Which lines of the listing below contain the word "injury"? Return them.

DATA FOR THIS TASK
────────
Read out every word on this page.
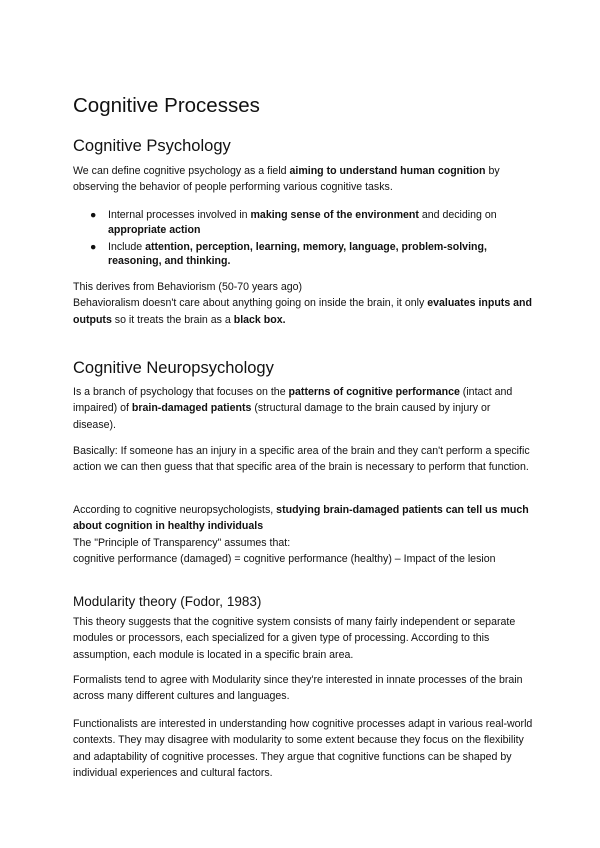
Cognitive Processes
Cognitive Psychology

We can define cognitive psychology as a field aiming to understand human cognition by observing the behavior of people performing various cognitive tasks.

● Internal processes involved in making sense of the environment and deciding on appropriate action
● Include attention, perception, learning, memory, language, problem-solving, reasoning, and thinking.

This derives from Behaviorism (50-70 years ago)
Behavioralism doesn't care about anything going on inside the brain, it only evaluates inputs and outputs so it treats the brain as a black box.

Cognitive Neuropsychology

Is a branch of psychology that focuses on the patterns of cognitive performance (intact and impaired) of brain-damaged patients (structural damage to the brain caused by injury or disease).

Basically: If someone has an injury in a specific area of the brain and they can't perform a specific action we can then guess that that specific area of the brain is necessary to perform that function.

According to cognitive neuropsychologists, studying brain-damaged patients can tell us much about cognition in healthy individuals
The "Principle of Transparency" assumes that:
cognitive performance (damaged) = cognitive performance (healthy) – Impact of the lesion

Modularity theory (Fodor, 1983)

This theory suggests that the cognitive system consists of many fairly independent or separate modules or processors, each specialized for a given type of processing. According to this assumption, each module is located in a specific brain area.

Formalists tend to agree with Modularity since they're interested in innate processes of the brain across many different cultures and languages.

Functionalists are interested in understanding how cognitive processes adapt in various real-world contexts. They may disagree with modularity to some extent because they focus on the flexibility and adaptability of cognitive processes. They argue that cognitive functions can be shaped by individual experiences and cultural factors.
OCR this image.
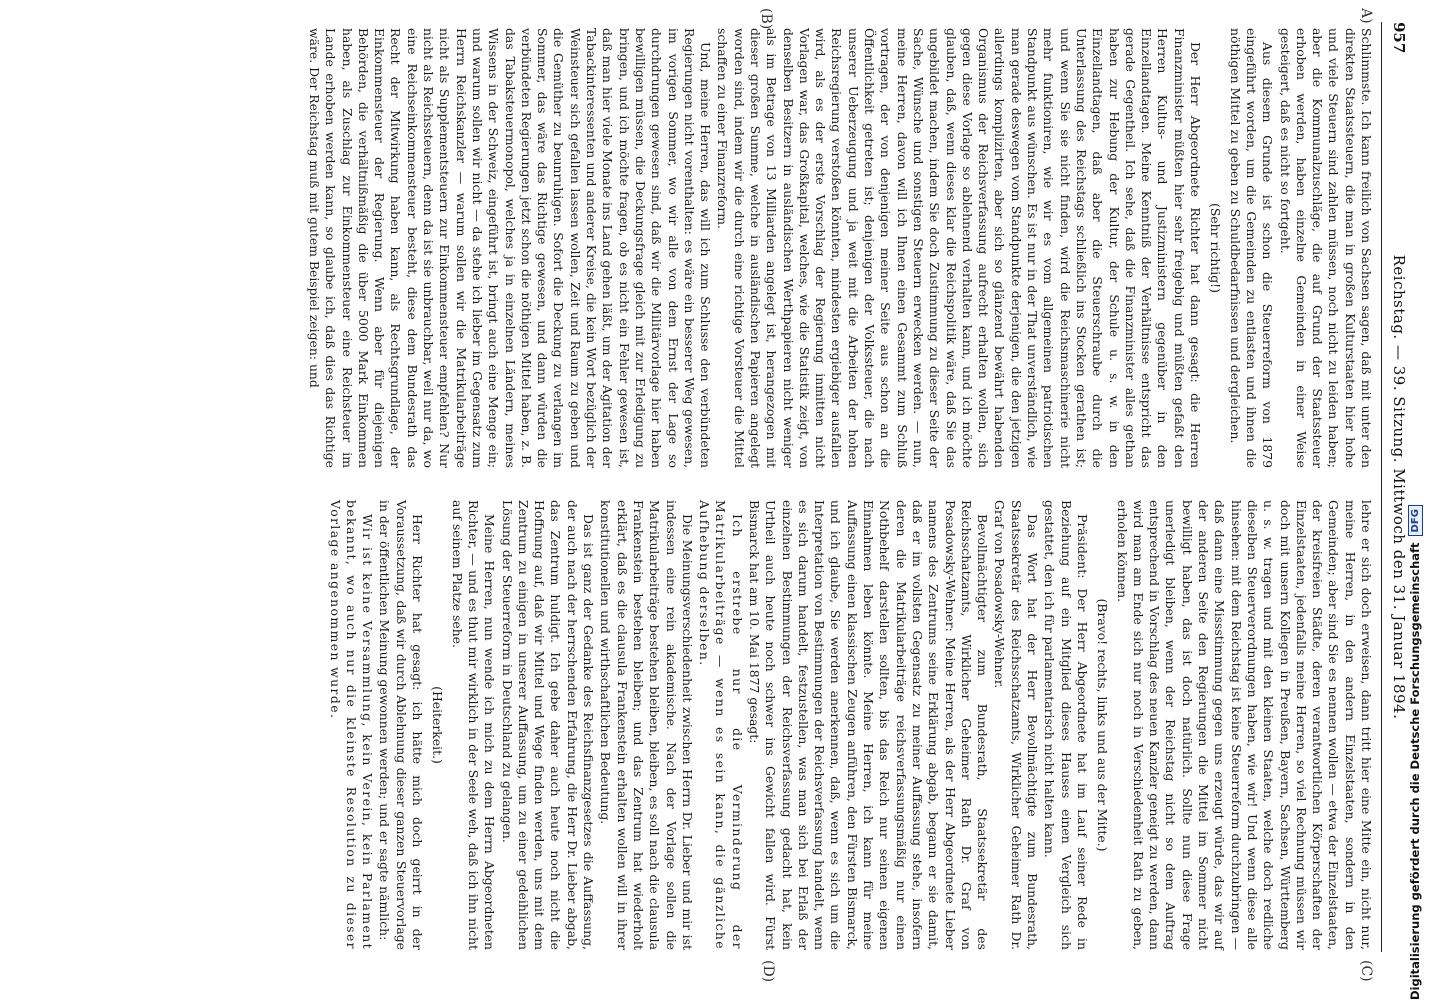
957
Reichstag. — 39. Sitzung. Mittwoch den 31. Januar 1894.
A)
(B)
(C)
(D)

Schlimmste. Ich kann freilich von Sachsen sagen, daß mit unter den direkten Staatssteuern, die man in großen Kulturstaaten hier hohe und viele Steuern sind zahlen müssen, noch nicht zu leiden haben; aber die Kommunalzuschläge, die auf Grund der Staatssteuer erhoben werden, haben einzelne Gemeinden in einer Weise gesteigert, daß es nicht so fortgeht.

Aus diesem Grunde ist schon die Steuerreform von 1879 eingeführt worden, um die Gemeinden zu entlasten und ihnen die nöthigen Mittel zu geben zu Schuldbedarfnissen und dergleichen.

(Sehr richtig!)

Der Herr Abgeordnete Richter hat dann gesagt: die Herren Finanzminister müßten hier sehr freigebig und müßten gefaßt den Herren Kultus- und Justizministern gegenüber in den Einzellandtagen. Meine Kenntniß der Verhältnisse entspricht das gerade Gegentheil. Ich sehe, daß die Finanzminister alles gethan haben zur Hebung der Kultur, der Schule u. s. w. in den Einzellandtagen, daß aber die Steuerschraube durch die Unterlassung des Reichstags schließlich ins Stocken gerathen ist; und wenn Sie sie nicht finden, wird die Reichsmaschinerie nicht mehr funktioniren, wie wir es vom allgemeinen patriotischen Standpunkt aus wünschen. Es ist nur in der That unverständlich, wie man gerade deswegen vom Standpunkte derjenigen, die den jetzigen allerdings komplizirten, aber sich so glänzend bewährt habenden Organismus der Reichsverfassung aufrecht erhalten wollen, sich gegen diese Vorlage so ablehnend verhalten kann, und ich möchte glauben, daß, wenn dieses klar die Reichspolitik wäre, daß Sie das ungebildet machen, indem Sie doch Zustimmung zu dieser Seite der Sache, Wünsche und sonstigen Steuern erwecken werden. — nun, meine Herren, davon will ich Ihnen einen Gesammt zum Schluß vortragen, der von denjenigen meiner Seite aus schon an die Öffentlichkeit getreten ist; denjenigen der Volkssteuer, die nach unserer Ueberzeugung und ja weit mit die Arbeiten der hohen Reichsregierung verstoßen könnten, mindesten ergiebiger ausfallen wird, als es der erste Vorschlag der Regierung inmitten nicht Vorlagen war, das Großkapital, welches, wie die Statistik zeigt, von denselben Besitzern in ausländischen Werthpapieren nicht weniger als im Betrage von 13 Milliarden angelegt ist, herangezogen mit dieser großen Summe, welche in ausländischen Papieren angelegt worden sind, indem wir die durch eine richtige Vorsteuer die Mittel schaffen zu einer Finanzreform.

Und, meine Herren, das will ich zum Schlusse den verbündeten Regierungen nicht vorenthalten: es wäre ein besserer Weg gewesen, im vorigen Sommer, wo wir alle von dem Ernst der Lage so durchdrungen gewesen sind, daß wir die Militärvorlage hier haben bewilligen müssen, die Deckungsfrage gleich mit zur Erledigung zu bringen, und ich möchte fragen, ob es nicht ein Fehler gewesen ist, daß man hier viele Monate ins Land gehen läßt, um der Agitation der Tabackinteressenten und anderer Kreise, die kein Wort bezüglich der Weinsteuer sich gefallen lassen wollen, Zeit und Raum zu geben und die Gemüther zu beunruhigen. Sofort die Deckung zu verlangen im Sommer, das wäre das Richtige gewesen, und dann würden die verbündeten Regierungen jetzt schon die nöthigen Mittel haben, z. B. das Tabaksteuermonopol, welches ja in einzelnen Ländern, meines Wissens in der Schweiz, eingeführt ist, bringt auch eine Menge ein; und warum sollen wir nicht — da stehe ich lieber im Gegensatz zum Herrn Reichskanzler — warum sollen wir die Matrikularbeiträge nicht als Supplementsteuern zur Einkommensteuer empfehlen? Nur nicht als Reichssteuern, denn da ist sie unbrauchbar, weil nur da, wo eine Reichseinkommensteuer besteht, diese dem Bundesrath das Recht der Mitwirkung haben kann, als Rechtsgrundlage, der Einkommensteuer der Regierung. Wenn aber für diejenigen Behörden, die verhältnißmäßig die über 5000 Mark Einkommen haben, als Zuschlag zur Einkommensteuer eine Reichsteuer im Lande erhoben werden kann, so glaube ich, daß dies das Richtige wäre. Der Reichstag muß mit gutem Beispiel zeigen: und

lehre er sich doch erweisen, dann tritt hier eine Mitte ein, nicht nur, meine Herren, in den andern Einzelstaaten, sondern in den Gemeinden; aber sind Sie es nennen wollen — etwa der Einzelstaaten, der kreisfreien Städte, deren verantwortlichen Körperschaften der Einzelstaaten, jedenfalls meine Herren, so viel Rechnung müssen wir doch mit unsern Kollegen in Preußen, Bayern, Sachsen, Württemberg u. s. w. tragen und mit den kleinen Staaten, welche doch redliche dieselben Steuerverordnungen haben, wie wir! Und wenn diese alle hinsehen: mit dem Reichstag ist keine Steuerreform durchzubringen — daß dann eine Missstimmung gegen uns erzeugt würde, das wir auf der anderen Seite den Regierungen die Mittel im Sommer nicht bewilligt haben, das ist doch natürlich. Sollte nun diese Frage unerledigt bleiben, wenn der Reichstag nicht so dem Auftrag entsprechend in Vorschlag des neuen Kanzler geneigt zu werden, dann wird man am Ende sich nur noch in Verschiedenheit Rath zu geben, erholen können.

(Bravo! rechts, links und aus der Mitte.)

Präsident: Der Herr Abgeordnete hat im Lauf seiner Rede in Beziehung auf ein Mitglied dieses Hauses einen Vergleich sich gestattet, den ich für parlamentarisch nicht halten kann.

Das Wort hat der Herr Bevollmächtigte zum Bundesrath, Staatssekretär des Reichsschatzamts, Wirklicher Geheimer Rath Dr. Graf von Posadowsky-Wehner.

Bevollmächtigter zum Bundesrath, Staatssekretär des Reichsschatzamts, Wirklicher Geheimer Rath Dr. Graf von Posadowsky-Wehner: Meine Herren, als der Herr Abgeordnete Lieber namens des Zentrums seine Erklärung abgab, begann er sie damit, daß er im vollsten Gegensatz zu meiner Auffassung stehe, insofern deren die Matrikularbeiträge reichsverfassungsmäßig nur einen Nothbehelf darstellen sollten, bis das Reich nur seinen eigenen Einnahmen leben könnte. Meine Herren, ich kann für meine Auffassung einen klassischen Zeugen anführen, den Fürsten Bismarck, und ich glaube, Sie werden anerkennen, daß, wenn es sich um die Interpretation von Bestimmungen der Reichsverfassung handelt, wenn es sich darum handelt, festzustellen, was man sich bei Erlaß der einzelnen Bestimmungen der Reichsverfassung gedacht hat, kein Urtheil auch heute noch schwer ins Gewicht fallen wird. Fürst Bismarck hat am 10. Mai 1877 gesagt:

Ich erstrebe nur die Verminderung der Matrikularbeiträge — wenn es sein kann, die gänzliche Aufhebung derselben.

Die Meinungsverschiedenheit zwischen Herrn Dr. Lieber und mir ist indessen eine rein akademische. Nach der Vorlage sollen die Matrikularbeiträge bestehen bleiben, bleiben, es soll nach die clausula Frankenstein bestehen bleiben; und das Zentrum hat wiederholt erklärt, daß es die clausula Frankenstein erhalten wollen will in ihrer konstitutionellen und wirthschaftlichen Bedeutung.

Das ist ganz der Gedanke des Reichsfinanzgesetzes die Auffassung, der auch nach der herrschenden Erfahrung, die Herr Dr. Lieber abgab, das Zentrum huldigt. Ich gebe daher auch heute noch nicht die Hoffnung auf, daß wir Mittel und Wege finden werden, uns mit dem Zentrum zu einigen in unserer Auffassung, um zu einer gedeihlichen Lösung der Steuerreform in Deutschland zu gelangen.

Meine Herren, nun wende ich mich zu dem Herrn Abgeordneten Richter, — und es thut mir wirklich in der Seele weh, daß ich ihn nicht auf seinem Platze sehe.

(Heiterkeit.)

Herr Richter hat gesagt: ich hätte mich doch geirrt in der Voraussetzung, daß wir durch Ablehnung dieser ganzen Steuervorlage in der öffentlichen Meinung gewonnen werden; und er sagte nämlich:

Wir ist keine Versammlung, kein Verein, kein Parlament bekannt, wo auch nur die kleinste Resolution zu dieser Vorlage angenommen wurde.	Digitalisierung gefördert durch die Deutsche Forschungsgemeinschaft
DFG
────────
PROBLEM SOLUTION
Is a branch of psychology that focuses on the patterns of cognitive performance (intact and impaired) of brain-damaged patients (structural damage to the brain caused by injury or disease).
Basically: If someone has an injury in a specific area of the brain and they can't perform a specific action we can then guess that that specific area of the brain is necessary to perform that function.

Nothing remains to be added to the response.